Every line must be returned precisely as it is written.

-- Start of WORKING DATA --

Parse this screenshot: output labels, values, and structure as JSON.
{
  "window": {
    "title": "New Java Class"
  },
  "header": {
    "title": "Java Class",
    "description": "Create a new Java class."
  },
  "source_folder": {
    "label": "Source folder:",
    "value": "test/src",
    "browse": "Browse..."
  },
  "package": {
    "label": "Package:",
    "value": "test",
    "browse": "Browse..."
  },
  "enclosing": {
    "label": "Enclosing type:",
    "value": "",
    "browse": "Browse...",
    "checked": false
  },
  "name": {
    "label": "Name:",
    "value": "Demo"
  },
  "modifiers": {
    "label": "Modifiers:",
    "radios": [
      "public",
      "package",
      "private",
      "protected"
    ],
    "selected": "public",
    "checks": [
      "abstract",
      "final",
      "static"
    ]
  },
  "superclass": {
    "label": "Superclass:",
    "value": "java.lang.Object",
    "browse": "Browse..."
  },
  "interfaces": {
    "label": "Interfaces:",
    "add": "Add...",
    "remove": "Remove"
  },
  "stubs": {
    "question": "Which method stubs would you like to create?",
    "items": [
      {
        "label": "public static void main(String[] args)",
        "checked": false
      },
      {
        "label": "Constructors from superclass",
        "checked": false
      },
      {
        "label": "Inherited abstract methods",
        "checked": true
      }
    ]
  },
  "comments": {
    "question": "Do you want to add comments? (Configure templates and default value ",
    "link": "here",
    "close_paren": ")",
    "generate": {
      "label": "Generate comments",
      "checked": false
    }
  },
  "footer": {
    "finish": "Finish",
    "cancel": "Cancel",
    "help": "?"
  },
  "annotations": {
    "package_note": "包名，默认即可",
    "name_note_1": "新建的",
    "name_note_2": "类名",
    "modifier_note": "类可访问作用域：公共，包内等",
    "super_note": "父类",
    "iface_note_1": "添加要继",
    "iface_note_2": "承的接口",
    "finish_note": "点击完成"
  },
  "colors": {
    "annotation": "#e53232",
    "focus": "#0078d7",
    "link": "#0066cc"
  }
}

-- End of WORKING DATA --

- EXERCISE SOLUTION -
Parse this screenshot: output labels, values, and structure as JSON.
{
  "window": {
    "title": "New Java Class"
  },
  "header": {
    "title": "Java Class",
    "description": "Create a new Java class."
  },
  "source_folder": {
    "label": "Source folder:",
    "value": "test/src",
    "browse": "Browse..."
  },
  "package": {
    "label": "Package:",
    "value": "test",
    "browse": "Browse..."
  },
  "enclosing": {
    "label": "Enclosing type:",
    "value": "",
    "browse": "Browse...",
    "checked": false
  },
  "name": {
    "label": "Name:",
    "value": "Demo"
  },
  "modifiers": {
    "label": "Modifiers:",
    "radios": [
      "public",
      "package",
      "private",
      "protected"
    ],
    "selected": "public",
    "checks": [
      "abstract",
      "final",
      "static"
    ]
  },
  "superclass": {
    "label": "Superclass:",
    "value": "java.lang.Object",
    "browse": "Browse..."
  },
  "interfaces": {
    "label": "Interfaces:",
    "add": "Add...",
    "remove": "Remove"
  },
  "stubs": {
    "question": "Which method stubs would you like to create?",
    "items": [
      {
        "label": "public static void main(String[] args)",
        "checked": false
      },
      {
        "label": "Constructors from superclass",
        "checked": false
      },
      {
        "label": "Inherited abstract methods",
        "checked": true
      }
    ]
  },
  "comments": {
    "question": "Do you want to add comments? (Configure templates and default value ",
    "link": "here",
    "close_paren": ")",
    "generate": {
      "label": "Generate comments",
      "checked": false
    }
  },
  "footer": {
    "finish": "Finish",
    "cancel": "Cancel",
    "help": "?"
  },
  "annotations": {
    "package_note": "包名，默认即可",
    "name_note_1": "新建的",
    "name_note_2": "类名",
    "modifier_note": "类可访问作用域：公共，包内等",
    "super_note": "父类",
    "iface_note_1": "添加要继",
    "iface_note_2": "承的接口",
    "finish_note": "点击完成"
  },
  "colors": {
    "annotation": "#e53232",
    "focus": "#0078d7",
    "link": "#0066cc"
  }
}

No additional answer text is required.